*Input*:
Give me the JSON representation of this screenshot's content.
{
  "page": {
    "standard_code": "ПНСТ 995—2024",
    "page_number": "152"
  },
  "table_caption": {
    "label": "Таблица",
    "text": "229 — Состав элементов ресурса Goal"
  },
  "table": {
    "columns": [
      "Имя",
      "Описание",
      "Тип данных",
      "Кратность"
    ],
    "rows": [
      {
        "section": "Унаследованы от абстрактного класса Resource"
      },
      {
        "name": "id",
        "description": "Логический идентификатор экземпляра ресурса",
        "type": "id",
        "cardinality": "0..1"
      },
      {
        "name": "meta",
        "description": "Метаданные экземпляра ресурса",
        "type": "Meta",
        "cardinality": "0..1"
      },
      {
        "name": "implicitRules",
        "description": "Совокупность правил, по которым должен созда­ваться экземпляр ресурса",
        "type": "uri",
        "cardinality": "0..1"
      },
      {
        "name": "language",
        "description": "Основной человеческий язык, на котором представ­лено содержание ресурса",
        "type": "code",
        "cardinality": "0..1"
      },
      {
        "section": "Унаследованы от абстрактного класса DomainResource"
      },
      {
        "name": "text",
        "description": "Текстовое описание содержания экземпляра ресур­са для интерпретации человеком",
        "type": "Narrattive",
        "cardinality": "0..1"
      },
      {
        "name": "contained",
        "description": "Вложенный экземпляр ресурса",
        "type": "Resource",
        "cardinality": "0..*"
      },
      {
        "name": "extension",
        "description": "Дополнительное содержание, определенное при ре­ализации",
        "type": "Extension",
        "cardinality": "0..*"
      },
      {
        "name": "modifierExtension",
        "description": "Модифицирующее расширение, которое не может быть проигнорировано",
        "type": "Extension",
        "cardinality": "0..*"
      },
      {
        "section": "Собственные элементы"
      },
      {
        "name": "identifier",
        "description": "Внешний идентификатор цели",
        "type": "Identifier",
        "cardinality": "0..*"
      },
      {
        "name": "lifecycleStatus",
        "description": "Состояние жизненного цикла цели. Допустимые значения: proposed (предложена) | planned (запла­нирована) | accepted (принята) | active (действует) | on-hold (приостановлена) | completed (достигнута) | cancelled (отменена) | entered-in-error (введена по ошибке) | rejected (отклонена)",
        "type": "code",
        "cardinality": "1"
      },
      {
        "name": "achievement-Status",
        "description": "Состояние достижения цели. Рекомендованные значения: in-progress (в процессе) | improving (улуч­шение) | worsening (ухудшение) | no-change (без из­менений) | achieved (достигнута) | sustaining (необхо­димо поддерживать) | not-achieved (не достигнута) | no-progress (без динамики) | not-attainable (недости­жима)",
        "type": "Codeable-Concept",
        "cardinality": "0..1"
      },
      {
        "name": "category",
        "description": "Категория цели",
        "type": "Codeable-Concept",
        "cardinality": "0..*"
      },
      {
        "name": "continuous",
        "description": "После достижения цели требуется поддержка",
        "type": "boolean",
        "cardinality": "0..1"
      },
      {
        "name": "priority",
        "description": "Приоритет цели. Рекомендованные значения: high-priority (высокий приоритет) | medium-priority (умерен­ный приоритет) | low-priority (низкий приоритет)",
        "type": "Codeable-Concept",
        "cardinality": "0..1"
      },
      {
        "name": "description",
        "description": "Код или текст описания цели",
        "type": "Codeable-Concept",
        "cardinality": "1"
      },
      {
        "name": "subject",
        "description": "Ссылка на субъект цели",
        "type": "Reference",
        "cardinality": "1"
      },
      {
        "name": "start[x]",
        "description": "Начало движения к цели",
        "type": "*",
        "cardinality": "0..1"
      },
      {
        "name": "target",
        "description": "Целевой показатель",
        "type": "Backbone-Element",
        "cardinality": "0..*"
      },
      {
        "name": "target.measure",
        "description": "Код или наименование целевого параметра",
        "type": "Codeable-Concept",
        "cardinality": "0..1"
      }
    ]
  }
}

*Aim*: Check each line of the records for the word "Состояние" and extract those that contain it.

*Task output*:
        "description": "Состояние жизненного цикла цели. Допустимые значения: proposed (предложена) | planned (запла­нирована) | accepted (принята) | active (действует) | on-hold (приостановлена) | completed (достигнута) | cancelled (отменена) | entered-in-error (введена по ошибке) | rejected (отклонена)",
        "description": "Состояние достижения цели. Рекомендованные значения: in-progress (в процессе) | improving (улуч­шение) | worsening (ухудшение) | no-change (без из­менений) | achieved (достигнута) | sustaining (необхо­димо поддерживать) | not-achieved (не достигнута) | no-progress (без динамики) | not-attainable (недости­жима)",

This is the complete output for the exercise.